--- BEGIN RECORD EXCERPTS ---
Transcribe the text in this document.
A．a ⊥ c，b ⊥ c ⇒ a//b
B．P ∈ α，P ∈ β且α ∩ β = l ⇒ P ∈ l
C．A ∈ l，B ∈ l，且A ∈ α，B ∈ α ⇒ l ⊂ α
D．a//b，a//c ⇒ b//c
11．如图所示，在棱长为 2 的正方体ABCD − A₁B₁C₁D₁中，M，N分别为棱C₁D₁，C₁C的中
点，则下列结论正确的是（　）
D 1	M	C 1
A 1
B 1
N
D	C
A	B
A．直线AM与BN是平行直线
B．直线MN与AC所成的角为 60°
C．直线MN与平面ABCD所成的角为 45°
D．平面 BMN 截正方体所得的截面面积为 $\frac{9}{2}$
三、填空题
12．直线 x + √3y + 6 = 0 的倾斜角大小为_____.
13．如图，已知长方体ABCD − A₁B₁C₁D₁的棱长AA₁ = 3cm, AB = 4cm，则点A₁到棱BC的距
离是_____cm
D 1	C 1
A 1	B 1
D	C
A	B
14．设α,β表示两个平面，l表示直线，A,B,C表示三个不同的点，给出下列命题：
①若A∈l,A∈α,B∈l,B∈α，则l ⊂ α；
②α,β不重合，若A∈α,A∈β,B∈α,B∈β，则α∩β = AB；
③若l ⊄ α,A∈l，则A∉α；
--- END RECORD EXCERPTS ---
> _TASK BRIEF_:
Emit the full listing verbatim.

> _FINAL ANSWER_:
Transcribe the text in this document.
A．a ⊥ c，b ⊥ c ⇒ a//b
B．P ∈ α，P ∈ β且α ∩ β = l ⇒ P ∈ l
C．A ∈ l，B ∈ l，且A ∈ α，B ∈ α ⇒ l ⊂ α
D．a//b，a//c ⇒ b//c
11．如图所示，在棱长为 2 的正方体ABCD − A₁B₁C₁D₁中，M，N分别为棱C₁D₁，C₁C的中
点，则下列结论正确的是（　）
D 1	M	C 1
A 1
B 1
N
D	C
A	B
A．直线AM与BN是平行直线
B．直线MN与AC所成的角为 60°
C．直线MN与平面ABCD所成的角为 45°
D．平面 BMN 截正方体所得的截面面积为 $\frac{9}{2}$
三、填空题
12．直线 x + √3y + 6 = 0 的倾斜角大小为_____.
13．如图，已知长方体ABCD − A₁B₁C₁D₁的棱长AA₁ = 3cm, AB = 4cm，则点A₁到棱BC的距
离是_____cm
D 1	C 1
A 1	B 1
D	C
A	B
14．设α,β表示两个平面，l表示直线，A,B,C表示三个不同的点，给出下列命题：
①若A∈l,A∈α,B∈l,B∈α，则l ⊂ α；
②α,β不重合，若A∈α,A∈β,B∈α,B∈β，则α∩β = AB；
③若l ⊄ α,A∈l，则A∉α；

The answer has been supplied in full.